WHAT THE EXERCISE ASKS:
Look through the data below and return each line where "PRODI" appears.

MATERIAL SHOWN:
━━━

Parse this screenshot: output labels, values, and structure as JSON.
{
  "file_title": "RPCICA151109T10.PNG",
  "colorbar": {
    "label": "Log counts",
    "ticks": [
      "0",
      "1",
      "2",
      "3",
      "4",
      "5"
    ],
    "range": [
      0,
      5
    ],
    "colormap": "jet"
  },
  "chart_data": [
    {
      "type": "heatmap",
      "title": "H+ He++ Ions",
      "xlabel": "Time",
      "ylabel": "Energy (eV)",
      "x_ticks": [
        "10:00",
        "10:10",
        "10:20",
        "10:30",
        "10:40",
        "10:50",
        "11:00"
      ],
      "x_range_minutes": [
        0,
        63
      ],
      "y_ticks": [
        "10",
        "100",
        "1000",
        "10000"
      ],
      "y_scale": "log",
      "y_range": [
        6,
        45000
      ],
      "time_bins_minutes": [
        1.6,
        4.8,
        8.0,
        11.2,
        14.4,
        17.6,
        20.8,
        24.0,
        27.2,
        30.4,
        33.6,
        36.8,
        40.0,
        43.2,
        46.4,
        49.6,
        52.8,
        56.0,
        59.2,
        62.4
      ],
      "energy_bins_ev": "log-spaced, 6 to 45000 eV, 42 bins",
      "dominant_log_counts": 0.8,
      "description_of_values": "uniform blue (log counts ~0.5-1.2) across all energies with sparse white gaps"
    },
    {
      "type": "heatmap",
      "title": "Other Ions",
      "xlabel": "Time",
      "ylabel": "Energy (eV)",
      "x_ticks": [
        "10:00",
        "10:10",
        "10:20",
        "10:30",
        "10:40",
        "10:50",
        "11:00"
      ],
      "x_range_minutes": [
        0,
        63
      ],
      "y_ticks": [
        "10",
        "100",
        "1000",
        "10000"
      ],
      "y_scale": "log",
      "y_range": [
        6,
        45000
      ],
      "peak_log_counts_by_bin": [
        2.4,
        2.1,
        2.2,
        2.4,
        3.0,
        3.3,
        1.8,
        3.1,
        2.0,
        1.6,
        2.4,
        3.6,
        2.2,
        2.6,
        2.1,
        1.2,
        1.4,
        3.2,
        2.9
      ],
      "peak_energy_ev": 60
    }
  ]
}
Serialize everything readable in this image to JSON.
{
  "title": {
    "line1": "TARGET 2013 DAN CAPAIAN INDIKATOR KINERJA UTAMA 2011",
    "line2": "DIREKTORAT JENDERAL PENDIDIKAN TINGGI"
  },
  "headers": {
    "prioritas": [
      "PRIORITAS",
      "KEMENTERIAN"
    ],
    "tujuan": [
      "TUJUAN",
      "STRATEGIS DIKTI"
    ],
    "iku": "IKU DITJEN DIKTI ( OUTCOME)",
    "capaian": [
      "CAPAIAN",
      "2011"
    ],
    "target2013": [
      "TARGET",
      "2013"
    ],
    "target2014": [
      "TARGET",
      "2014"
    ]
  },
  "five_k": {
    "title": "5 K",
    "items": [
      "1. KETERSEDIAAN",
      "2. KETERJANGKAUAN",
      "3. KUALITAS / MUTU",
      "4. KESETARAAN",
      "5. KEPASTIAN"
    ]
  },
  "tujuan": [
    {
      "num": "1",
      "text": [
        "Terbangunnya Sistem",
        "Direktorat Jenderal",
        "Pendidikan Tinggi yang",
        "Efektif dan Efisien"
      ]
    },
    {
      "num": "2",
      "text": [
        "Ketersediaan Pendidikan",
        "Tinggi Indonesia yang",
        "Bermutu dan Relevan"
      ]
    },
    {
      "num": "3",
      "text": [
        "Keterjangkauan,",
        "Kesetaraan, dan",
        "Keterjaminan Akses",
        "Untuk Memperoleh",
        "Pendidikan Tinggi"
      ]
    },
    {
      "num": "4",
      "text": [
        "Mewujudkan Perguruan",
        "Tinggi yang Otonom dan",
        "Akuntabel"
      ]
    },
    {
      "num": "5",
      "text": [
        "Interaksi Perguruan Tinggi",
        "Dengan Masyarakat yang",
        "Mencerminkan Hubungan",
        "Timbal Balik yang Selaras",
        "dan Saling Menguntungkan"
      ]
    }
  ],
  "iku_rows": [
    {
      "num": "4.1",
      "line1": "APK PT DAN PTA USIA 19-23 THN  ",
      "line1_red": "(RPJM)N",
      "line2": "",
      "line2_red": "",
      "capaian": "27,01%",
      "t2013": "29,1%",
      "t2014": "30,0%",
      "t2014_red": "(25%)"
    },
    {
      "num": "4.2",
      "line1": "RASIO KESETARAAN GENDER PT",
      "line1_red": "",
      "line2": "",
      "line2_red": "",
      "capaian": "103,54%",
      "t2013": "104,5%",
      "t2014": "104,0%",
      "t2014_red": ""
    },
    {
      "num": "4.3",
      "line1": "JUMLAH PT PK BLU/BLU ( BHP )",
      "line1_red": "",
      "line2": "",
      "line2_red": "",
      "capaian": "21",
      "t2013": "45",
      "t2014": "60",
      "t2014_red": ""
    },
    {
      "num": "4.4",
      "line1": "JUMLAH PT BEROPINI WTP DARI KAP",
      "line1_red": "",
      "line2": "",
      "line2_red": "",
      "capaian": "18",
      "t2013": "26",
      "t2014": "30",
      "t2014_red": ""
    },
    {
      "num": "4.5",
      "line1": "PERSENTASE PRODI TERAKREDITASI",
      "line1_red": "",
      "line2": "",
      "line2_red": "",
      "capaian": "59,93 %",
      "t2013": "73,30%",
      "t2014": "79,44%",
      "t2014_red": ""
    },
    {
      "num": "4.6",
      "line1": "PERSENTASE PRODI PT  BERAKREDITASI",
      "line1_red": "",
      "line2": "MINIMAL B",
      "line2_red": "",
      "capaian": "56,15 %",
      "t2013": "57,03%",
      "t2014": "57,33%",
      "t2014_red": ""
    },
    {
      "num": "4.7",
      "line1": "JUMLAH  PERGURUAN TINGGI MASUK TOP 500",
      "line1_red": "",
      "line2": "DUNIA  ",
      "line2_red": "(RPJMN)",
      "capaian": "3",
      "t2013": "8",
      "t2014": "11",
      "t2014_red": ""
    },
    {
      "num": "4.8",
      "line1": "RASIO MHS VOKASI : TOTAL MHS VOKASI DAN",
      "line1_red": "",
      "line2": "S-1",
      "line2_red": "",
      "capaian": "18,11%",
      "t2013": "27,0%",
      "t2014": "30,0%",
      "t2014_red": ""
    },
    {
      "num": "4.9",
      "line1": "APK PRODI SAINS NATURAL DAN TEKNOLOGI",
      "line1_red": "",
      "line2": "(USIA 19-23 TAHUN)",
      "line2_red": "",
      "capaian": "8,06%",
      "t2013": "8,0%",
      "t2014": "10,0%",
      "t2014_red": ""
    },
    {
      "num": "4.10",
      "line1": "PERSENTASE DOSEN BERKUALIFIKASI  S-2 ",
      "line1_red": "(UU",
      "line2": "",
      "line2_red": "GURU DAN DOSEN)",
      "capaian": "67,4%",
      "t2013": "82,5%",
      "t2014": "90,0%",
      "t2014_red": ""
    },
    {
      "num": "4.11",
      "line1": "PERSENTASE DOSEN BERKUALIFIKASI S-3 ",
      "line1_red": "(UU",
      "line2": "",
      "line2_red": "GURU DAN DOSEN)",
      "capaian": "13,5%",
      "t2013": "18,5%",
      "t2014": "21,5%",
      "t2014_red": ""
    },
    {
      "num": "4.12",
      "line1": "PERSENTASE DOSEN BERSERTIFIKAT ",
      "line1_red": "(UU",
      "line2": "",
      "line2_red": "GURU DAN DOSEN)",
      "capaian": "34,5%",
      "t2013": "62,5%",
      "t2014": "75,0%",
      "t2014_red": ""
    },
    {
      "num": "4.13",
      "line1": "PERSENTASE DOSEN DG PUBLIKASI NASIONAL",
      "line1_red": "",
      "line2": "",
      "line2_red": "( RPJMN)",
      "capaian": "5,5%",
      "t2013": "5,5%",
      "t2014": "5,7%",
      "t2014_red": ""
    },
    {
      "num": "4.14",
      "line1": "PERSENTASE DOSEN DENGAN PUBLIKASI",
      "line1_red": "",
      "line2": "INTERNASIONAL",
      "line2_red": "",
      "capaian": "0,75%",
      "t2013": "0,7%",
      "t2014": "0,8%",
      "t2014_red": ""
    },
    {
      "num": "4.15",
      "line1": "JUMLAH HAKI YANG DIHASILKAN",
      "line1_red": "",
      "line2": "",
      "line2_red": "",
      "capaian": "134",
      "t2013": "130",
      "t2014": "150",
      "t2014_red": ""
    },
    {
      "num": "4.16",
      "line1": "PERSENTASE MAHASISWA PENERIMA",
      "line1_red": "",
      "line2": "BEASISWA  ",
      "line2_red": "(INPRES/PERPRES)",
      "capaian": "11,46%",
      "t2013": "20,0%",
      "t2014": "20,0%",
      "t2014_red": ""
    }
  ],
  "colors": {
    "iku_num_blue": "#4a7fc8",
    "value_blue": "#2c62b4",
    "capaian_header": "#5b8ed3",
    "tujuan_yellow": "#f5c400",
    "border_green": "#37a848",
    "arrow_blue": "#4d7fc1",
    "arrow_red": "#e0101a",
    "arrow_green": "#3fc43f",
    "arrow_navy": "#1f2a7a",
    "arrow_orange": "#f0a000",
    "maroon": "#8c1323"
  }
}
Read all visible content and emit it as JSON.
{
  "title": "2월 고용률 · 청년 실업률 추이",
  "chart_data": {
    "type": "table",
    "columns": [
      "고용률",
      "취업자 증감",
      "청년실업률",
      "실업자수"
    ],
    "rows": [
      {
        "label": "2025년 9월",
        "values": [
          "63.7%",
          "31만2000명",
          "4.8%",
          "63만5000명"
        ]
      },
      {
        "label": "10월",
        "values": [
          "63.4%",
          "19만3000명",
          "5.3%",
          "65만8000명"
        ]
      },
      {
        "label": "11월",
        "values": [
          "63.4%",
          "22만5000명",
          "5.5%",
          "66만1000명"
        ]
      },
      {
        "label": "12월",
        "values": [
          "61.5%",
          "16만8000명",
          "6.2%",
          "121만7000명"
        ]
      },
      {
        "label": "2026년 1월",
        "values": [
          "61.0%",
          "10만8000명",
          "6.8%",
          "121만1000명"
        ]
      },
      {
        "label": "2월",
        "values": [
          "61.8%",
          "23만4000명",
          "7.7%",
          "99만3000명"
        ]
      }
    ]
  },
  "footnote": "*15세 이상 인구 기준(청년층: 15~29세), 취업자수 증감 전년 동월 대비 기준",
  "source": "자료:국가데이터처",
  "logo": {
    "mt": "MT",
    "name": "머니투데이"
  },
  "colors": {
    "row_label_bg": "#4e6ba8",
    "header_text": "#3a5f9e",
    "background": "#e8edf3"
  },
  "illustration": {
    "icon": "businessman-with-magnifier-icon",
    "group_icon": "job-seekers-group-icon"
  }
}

━━━

ANSWER TO THE TASK:
      "line1": "PERSENTASE PRODI TERAKREDITASI",
      "line1": "PERSENTASE PRODI PT  BERAKREDITASI",
      "line1": "APK PRODI SAINS NATURAL DAN TEKNOLOGI",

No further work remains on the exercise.